Tally the lines in these records that hold the string "this", and reply with the number alone.

[BEGIN]

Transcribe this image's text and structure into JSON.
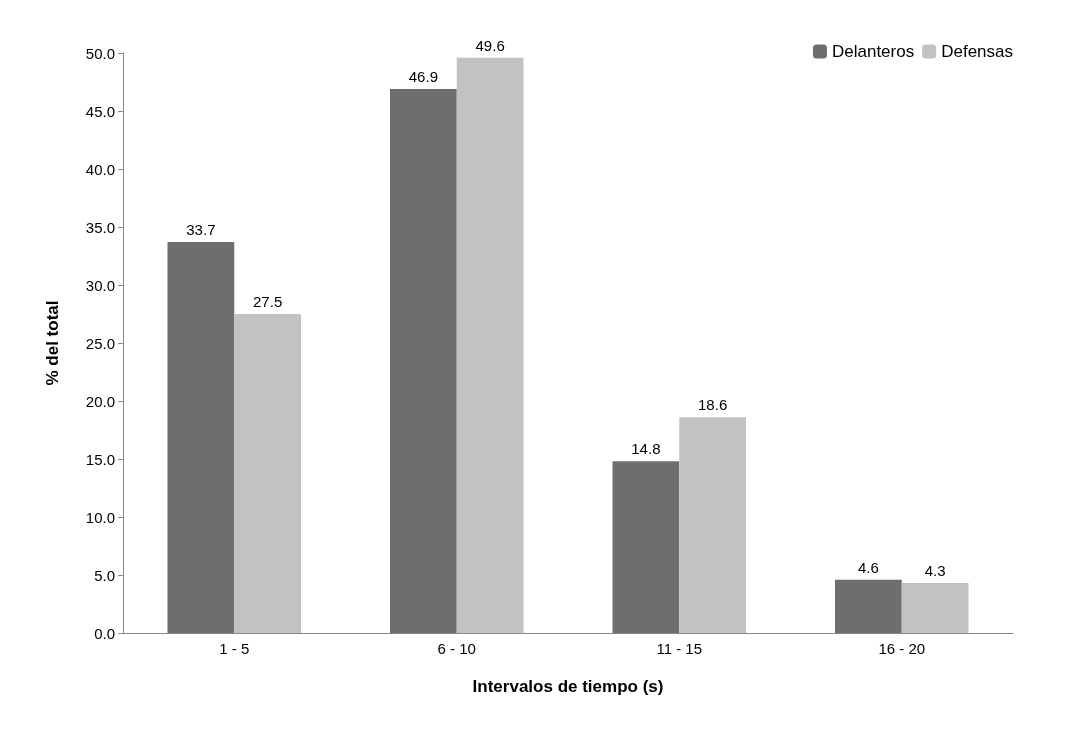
{
  "chart_data": {
    "type": "bar",
    "xlabel": "Intervalos de tiempo (s)",
    "ylabel": "% del total",
    "categories": [
      "1 - 5",
      "6 - 10",
      "11 - 15",
      "16 - 20"
    ],
    "series": [
      {
        "name": "Delanteros",
        "color": "#6e6e6e",
        "values": [
          33.7,
          46.9,
          14.8,
          4.6
        ]
      },
      {
        "name": "Defensas",
        "color": "#c2c2c2",
        "values": [
          27.5,
          49.6,
          18.6,
          4.3
        ]
      }
    ],
    "ylim": [
      0,
      50
    ],
    "yticks": [
      {
        "value": 0,
        "label": "0.0"
      },
      {
        "value": 5,
        "label": "5.0"
      },
      {
        "value": 10,
        "label": "10.0"
      },
      {
        "value": 15,
        "label": "15.0"
      },
      {
        "value": 20,
        "label": "20.0"
      },
      {
        "value": 25,
        "label": "25.0"
      },
      {
        "value": 30,
        "label": "30.0"
      },
      {
        "value": 35,
        "label": "35.0"
      },
      {
        "value": 40,
        "label": "40.0"
      },
      {
        "value": 45,
        "label": "45.0"
      },
      {
        "value": 50,
        "label": "50.0"
      }
    ],
    "data_labels": true,
    "legend": "top right"
  }
}
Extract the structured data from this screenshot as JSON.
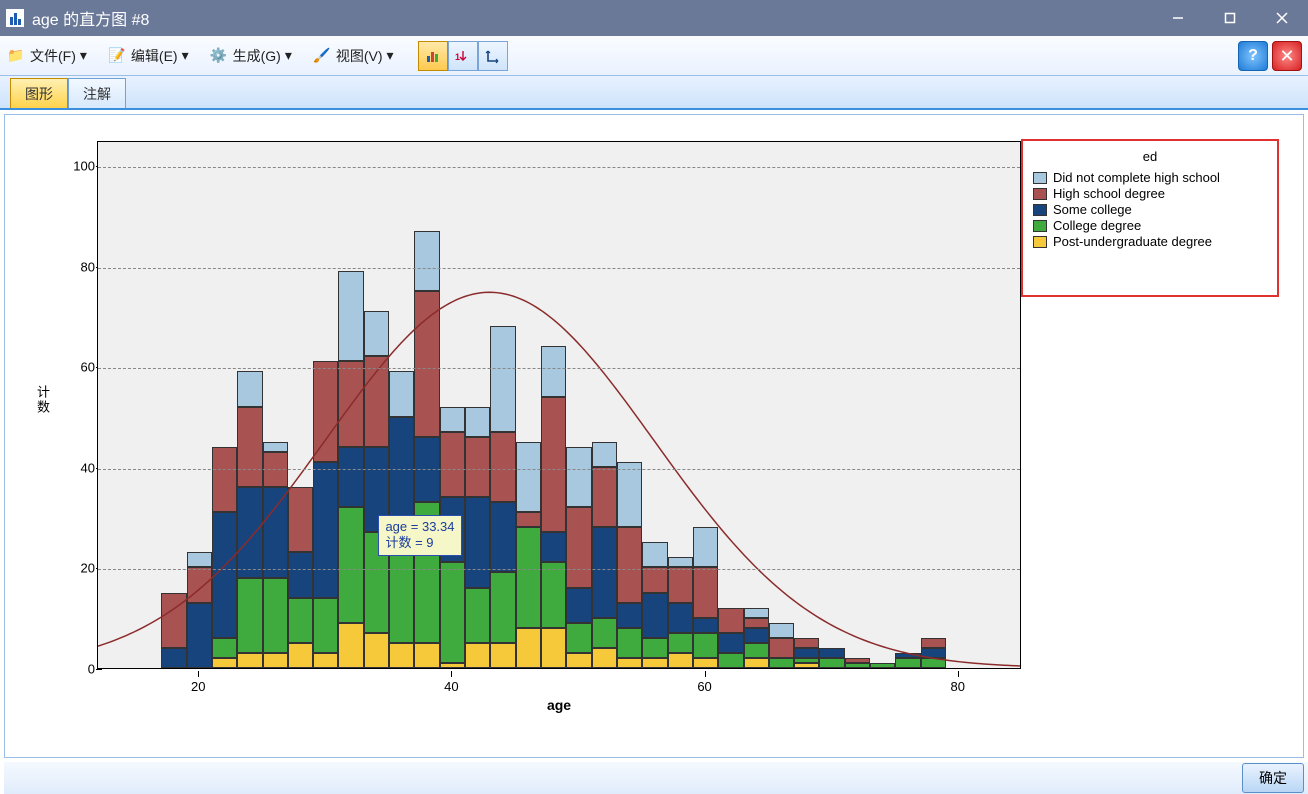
{
  "window": {
    "title": "age 的直方图 #8"
  },
  "menu": {
    "file": "文件(F)",
    "edit": "编辑(E)",
    "generate": "生成(G)",
    "view": "视图(V)"
  },
  "tabs": {
    "graph": "图形",
    "annotate": "注解"
  },
  "bottom": {
    "ok": "确定"
  },
  "chart": {
    "type": "stacked-histogram",
    "background_color": "#f0f0f0",
    "grid_color": "#888888",
    "axis_color": "#000000",
    "x_label": "age",
    "y_label": "计数",
    "x_min": 12,
    "x_max": 85,
    "x_ticks": [
      20,
      40,
      60,
      80
    ],
    "y_min": 0,
    "y_max": 105,
    "y_ticks": [
      0,
      20,
      40,
      60,
      80,
      100
    ],
    "bin_width": 2,
    "bar_border": "#333333",
    "series_colors": {
      "post_undergrad": "#f5c93a",
      "college": "#3fab3f",
      "some_college": "#17447d",
      "high_school": "#a95252",
      "no_hs": "#a7c8de"
    },
    "series_order": [
      "post_undergrad",
      "college",
      "some_college",
      "high_school",
      "no_hs"
    ],
    "bins": [
      {
        "x": 18,
        "post_undergrad": 0,
        "college": 0,
        "some_college": 4,
        "high_school": 11,
        "no_hs": 0
      },
      {
        "x": 20,
        "post_undergrad": 0,
        "college": 0,
        "some_college": 13,
        "high_school": 7,
        "no_hs": 3
      },
      {
        "x": 22,
        "post_undergrad": 2,
        "college": 4,
        "some_college": 25,
        "high_school": 13,
        "no_hs": 0
      },
      {
        "x": 24,
        "post_undergrad": 3,
        "college": 15,
        "some_college": 18,
        "high_school": 16,
        "no_hs": 7
      },
      {
        "x": 26,
        "post_undergrad": 3,
        "college": 15,
        "some_college": 18,
        "high_school": 7,
        "no_hs": 2
      },
      {
        "x": 28,
        "post_undergrad": 5,
        "college": 9,
        "some_college": 9,
        "high_school": 13,
        "no_hs": 0
      },
      {
        "x": 30,
        "post_undergrad": 3,
        "college": 11,
        "some_college": 27,
        "high_school": 20,
        "no_hs": 0
      },
      {
        "x": 32,
        "post_undergrad": 9,
        "college": 23,
        "some_college": 12,
        "high_school": 17,
        "no_hs": 18
      },
      {
        "x": 34,
        "post_undergrad": 7,
        "college": 20,
        "some_college": 17,
        "high_school": 18,
        "no_hs": 9
      },
      {
        "x": 36,
        "post_undergrad": 5,
        "college": 21,
        "some_college": 24,
        "high_school": 0,
        "no_hs": 9
      },
      {
        "x": 38,
        "post_undergrad": 5,
        "college": 28,
        "some_college": 13,
        "high_school": 29,
        "no_hs": 12
      },
      {
        "x": 40,
        "post_undergrad": 1,
        "college": 20,
        "some_college": 13,
        "high_school": 13,
        "no_hs": 5
      },
      {
        "x": 42,
        "post_undergrad": 5,
        "college": 11,
        "some_college": 18,
        "high_school": 12,
        "no_hs": 6
      },
      {
        "x": 44,
        "post_undergrad": 5,
        "college": 14,
        "some_college": 14,
        "high_school": 14,
        "no_hs": 21
      },
      {
        "x": 46,
        "post_undergrad": 8,
        "college": 20,
        "some_college": 0,
        "high_school": 3,
        "no_hs": 14
      },
      {
        "x": 48,
        "post_undergrad": 8,
        "college": 13,
        "some_college": 6,
        "high_school": 27,
        "no_hs": 10
      },
      {
        "x": 50,
        "post_undergrad": 3,
        "college": 6,
        "some_college": 7,
        "high_school": 16,
        "no_hs": 12
      },
      {
        "x": 52,
        "post_undergrad": 4,
        "college": 6,
        "some_college": 18,
        "high_school": 12,
        "no_hs": 5
      },
      {
        "x": 54,
        "post_undergrad": 2,
        "college": 6,
        "some_college": 5,
        "high_school": 15,
        "no_hs": 13
      },
      {
        "x": 56,
        "post_undergrad": 2,
        "college": 4,
        "some_college": 9,
        "high_school": 5,
        "no_hs": 5
      },
      {
        "x": 58,
        "post_undergrad": 3,
        "college": 4,
        "some_college": 6,
        "high_school": 7,
        "no_hs": 2
      },
      {
        "x": 60,
        "post_undergrad": 2,
        "college": 5,
        "some_college": 3,
        "high_school": 10,
        "no_hs": 8
      },
      {
        "x": 62,
        "post_undergrad": 0,
        "college": 3,
        "some_college": 4,
        "high_school": 5,
        "no_hs": 0
      },
      {
        "x": 64,
        "post_undergrad": 2,
        "college": 3,
        "some_college": 3,
        "high_school": 2,
        "no_hs": 2
      },
      {
        "x": 66,
        "post_undergrad": 0,
        "college": 2,
        "some_college": 0,
        "high_school": 4,
        "no_hs": 3
      },
      {
        "x": 68,
        "post_undergrad": 1,
        "college": 1,
        "some_college": 2,
        "high_school": 2,
        "no_hs": 0
      },
      {
        "x": 70,
        "post_undergrad": 0,
        "college": 2,
        "some_college": 2,
        "high_school": 0,
        "no_hs": 0
      },
      {
        "x": 72,
        "post_undergrad": 0,
        "college": 1,
        "some_college": 0,
        "high_school": 1,
        "no_hs": 0
      },
      {
        "x": 74,
        "post_undergrad": 0,
        "college": 1,
        "some_college": 0,
        "high_school": 0,
        "no_hs": 0
      },
      {
        "x": 76,
        "post_undergrad": 0,
        "college": 2,
        "some_college": 1,
        "high_school": 0,
        "no_hs": 0
      },
      {
        "x": 78,
        "post_undergrad": 0,
        "college": 2,
        "some_college": 2,
        "high_school": 2,
        "no_hs": 0
      }
    ],
    "curve": {
      "color": "#8b2b2b",
      "width": 1.5,
      "mu": 43,
      "sigma": 13,
      "peak": 75
    },
    "tooltip": {
      "line1": "age = 33.34",
      "line2": "计数 = 9",
      "left_bin_x": 34,
      "y_value": 28
    },
    "legend": {
      "title": "ed",
      "border_color": "#e03030",
      "items": [
        {
          "key": "no_hs",
          "label": "Did not complete high school"
        },
        {
          "key": "high_school",
          "label": "High school degree"
        },
        {
          "key": "some_college",
          "label": "Some college"
        },
        {
          "key": "college",
          "label": "College degree"
        },
        {
          "key": "post_undergrad",
          "label": "Post-undergraduate degree"
        }
      ]
    }
  }
}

[END]

RESPONSE TO THE TASK
2